Economic conditions in Downtown Colorado Springs have languished throughout the Dot.com bust, oil and gas cycles, and recessionary periods as far back as the mid-80s. While several of the Springs’ suburban areas have experienced significant growth in the commercial, industrial, residential, retail, and lodging sectors, Downtown has illustrated comparatively few signs of recovery. Urban blight has been prevalent in the city’s Central Business District, despite pockets of revitalization, such as the new U.S. Olympic Committee Headquarters, the America the Beautiful Park, the Mining Exchange Hotel conversion, the nearly completed Hilton Garden Inn, new apartments at 333 Eco, and renovations of existing structures, like the Antlers Hotel.
In 2013, the Colorado Economic Development Commission (CEDC) was awarded grants under the state’s Regional Tourism Act; the amount equates to $120.5 million in the form of a tourism-improvement rebate of state sales tax over 30 years. These funds are intended to support the development of new projects designed to revitalize economically challenged areas and promote the region's $1.35-billion annual tourism industry. According to the Colorado Springs Urban Renewal Authority, earmarked under the initiative are projects to attract approximately 1.2 million visitors annually, including over 500,000 new out-of-state tourists.

########

--- Work request A ---
Name the sectors where, according to the passage on Downtown Colorado Springs, the city's suburban areas have seen significant growth.
--- Work request B ---
In the passage on Downtown Colorado Springs, over how many years is the state sales tax rebate paid out?
--- Work request C ---
Carry on with the passage on Downtown Colorado Springs from its last sentence.

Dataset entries
########

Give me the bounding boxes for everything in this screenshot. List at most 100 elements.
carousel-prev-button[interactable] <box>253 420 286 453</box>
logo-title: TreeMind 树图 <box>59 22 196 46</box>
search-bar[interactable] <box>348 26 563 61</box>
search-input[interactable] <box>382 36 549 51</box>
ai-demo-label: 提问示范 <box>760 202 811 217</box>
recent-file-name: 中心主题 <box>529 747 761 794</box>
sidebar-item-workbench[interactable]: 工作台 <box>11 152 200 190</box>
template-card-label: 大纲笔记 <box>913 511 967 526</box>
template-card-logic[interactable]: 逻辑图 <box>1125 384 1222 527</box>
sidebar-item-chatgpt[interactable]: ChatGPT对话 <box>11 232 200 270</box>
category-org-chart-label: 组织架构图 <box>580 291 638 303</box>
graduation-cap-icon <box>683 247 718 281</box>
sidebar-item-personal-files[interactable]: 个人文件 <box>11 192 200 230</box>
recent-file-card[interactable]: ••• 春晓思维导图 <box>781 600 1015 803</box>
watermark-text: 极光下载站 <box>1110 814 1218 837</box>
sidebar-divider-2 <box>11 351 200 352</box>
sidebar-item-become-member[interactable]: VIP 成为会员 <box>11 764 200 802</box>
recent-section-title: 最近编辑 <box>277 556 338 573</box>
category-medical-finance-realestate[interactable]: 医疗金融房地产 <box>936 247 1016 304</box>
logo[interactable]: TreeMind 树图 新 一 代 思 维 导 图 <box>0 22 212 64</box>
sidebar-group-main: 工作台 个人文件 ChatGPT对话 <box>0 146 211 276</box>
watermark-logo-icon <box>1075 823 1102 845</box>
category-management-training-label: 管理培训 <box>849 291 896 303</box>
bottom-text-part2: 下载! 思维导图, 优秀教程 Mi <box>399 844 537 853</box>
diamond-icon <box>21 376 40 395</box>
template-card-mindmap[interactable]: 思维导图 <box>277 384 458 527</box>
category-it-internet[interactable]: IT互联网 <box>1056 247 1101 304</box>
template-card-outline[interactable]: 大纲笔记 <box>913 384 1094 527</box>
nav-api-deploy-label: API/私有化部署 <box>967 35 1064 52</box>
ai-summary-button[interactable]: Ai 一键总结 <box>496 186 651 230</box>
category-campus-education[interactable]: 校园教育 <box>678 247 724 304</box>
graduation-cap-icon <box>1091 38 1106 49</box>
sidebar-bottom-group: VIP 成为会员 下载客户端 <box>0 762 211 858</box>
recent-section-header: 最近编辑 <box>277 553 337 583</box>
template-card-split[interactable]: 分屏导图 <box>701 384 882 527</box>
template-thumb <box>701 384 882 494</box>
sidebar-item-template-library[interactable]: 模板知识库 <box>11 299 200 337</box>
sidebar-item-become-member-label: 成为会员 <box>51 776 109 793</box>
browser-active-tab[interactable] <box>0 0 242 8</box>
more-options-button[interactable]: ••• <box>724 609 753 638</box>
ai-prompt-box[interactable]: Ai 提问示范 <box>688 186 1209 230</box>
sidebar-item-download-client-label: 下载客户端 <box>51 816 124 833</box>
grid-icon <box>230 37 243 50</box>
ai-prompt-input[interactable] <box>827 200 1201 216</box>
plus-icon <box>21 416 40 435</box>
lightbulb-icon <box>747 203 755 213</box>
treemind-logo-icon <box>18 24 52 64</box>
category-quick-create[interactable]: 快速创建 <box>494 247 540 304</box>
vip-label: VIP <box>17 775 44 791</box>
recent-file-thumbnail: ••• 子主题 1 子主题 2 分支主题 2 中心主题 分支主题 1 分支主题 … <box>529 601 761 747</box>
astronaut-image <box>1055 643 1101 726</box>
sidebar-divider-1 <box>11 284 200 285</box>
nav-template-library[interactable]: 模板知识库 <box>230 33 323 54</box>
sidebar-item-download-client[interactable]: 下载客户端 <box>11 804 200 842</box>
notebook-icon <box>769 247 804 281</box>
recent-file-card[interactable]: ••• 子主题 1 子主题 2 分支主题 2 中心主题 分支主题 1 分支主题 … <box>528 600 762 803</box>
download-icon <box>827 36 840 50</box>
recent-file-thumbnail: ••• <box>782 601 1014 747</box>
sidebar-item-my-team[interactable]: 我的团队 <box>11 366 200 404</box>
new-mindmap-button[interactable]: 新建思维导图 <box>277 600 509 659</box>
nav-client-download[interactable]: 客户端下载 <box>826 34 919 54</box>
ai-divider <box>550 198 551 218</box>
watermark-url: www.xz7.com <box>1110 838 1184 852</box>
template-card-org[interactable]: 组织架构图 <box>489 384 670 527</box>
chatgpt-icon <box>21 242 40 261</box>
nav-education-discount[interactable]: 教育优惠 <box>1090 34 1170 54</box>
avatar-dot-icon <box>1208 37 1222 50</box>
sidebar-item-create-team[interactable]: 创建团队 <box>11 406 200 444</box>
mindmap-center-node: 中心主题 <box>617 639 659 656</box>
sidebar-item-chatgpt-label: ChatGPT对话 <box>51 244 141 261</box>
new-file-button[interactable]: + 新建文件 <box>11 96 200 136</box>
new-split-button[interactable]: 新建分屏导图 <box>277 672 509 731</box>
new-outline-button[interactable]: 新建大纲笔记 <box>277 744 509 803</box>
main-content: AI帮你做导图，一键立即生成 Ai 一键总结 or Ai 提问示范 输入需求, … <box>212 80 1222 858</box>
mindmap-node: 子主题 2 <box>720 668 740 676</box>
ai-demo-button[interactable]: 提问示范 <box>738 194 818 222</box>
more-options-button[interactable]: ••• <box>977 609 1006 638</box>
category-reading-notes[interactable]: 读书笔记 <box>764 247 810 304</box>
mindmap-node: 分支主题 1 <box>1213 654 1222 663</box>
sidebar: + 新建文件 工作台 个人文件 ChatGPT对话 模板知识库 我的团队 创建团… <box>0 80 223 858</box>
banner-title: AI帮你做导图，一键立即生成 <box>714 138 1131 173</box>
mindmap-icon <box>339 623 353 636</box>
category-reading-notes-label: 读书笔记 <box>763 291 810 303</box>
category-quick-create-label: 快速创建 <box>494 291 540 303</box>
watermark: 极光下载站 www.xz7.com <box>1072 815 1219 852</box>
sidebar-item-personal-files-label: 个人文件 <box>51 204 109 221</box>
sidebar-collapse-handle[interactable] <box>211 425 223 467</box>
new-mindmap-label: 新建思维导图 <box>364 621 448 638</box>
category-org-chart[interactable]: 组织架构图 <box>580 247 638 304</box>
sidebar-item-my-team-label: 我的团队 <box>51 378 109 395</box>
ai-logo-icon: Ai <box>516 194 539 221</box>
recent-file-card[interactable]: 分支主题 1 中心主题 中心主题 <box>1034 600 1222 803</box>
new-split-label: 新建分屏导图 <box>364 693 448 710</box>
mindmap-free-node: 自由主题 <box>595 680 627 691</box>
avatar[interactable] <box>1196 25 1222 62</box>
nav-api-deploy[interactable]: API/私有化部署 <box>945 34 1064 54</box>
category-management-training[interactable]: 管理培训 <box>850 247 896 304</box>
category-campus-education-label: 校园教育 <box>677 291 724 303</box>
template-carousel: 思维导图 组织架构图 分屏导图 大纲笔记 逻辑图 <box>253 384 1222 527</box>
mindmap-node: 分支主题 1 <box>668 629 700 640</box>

########

--- Answer box A ---
Commercial, industrial, residential, retail, and lodging.

--- Answer box B ---
30 years.

--- Answer box C ---
Initially, the CEDC fronted the initiative dubbed “City for Champions” by promoting four projects to increase tourism and rejuvenate the city’s sagging economy; however, five projects emerged in 2018 after the planned Sports & Events Center was reengineering to create two venues—the Colorado College indoor Robson Arena and Downtown’s CityGate outdoor Weidner Stadium. Also planned is an Air Force Academy Visitors Center. Due to lack of progress on the aforementioned three proposed venues, a one-year funding extension was requested by the CEDC. It will be a race against the clock for these three projects to meet the required progress hurdles by late 2019.
Already under construction and on track for funding are the remaining two planned developments—the U.S. Olympic Museum & Hall of Fame at CityGate Downtown and the Sports Medicine & Performance Center at the University of Colorado Campus. Beyond the City for Champions projects planned for Downtown, additional new office, multi-family residential, retail, and hotel developments are in the planning stages. Should these large-scale projects secure financing, Downtown could reemerge as a renewed city core replete with live-work neighborhoods, pedestrian and park areas, office tower complexes, retail and restaurant districts, parking facilities, entertainment venues, attractions, and new hotels, truly representing a comeback story for the City for Champions.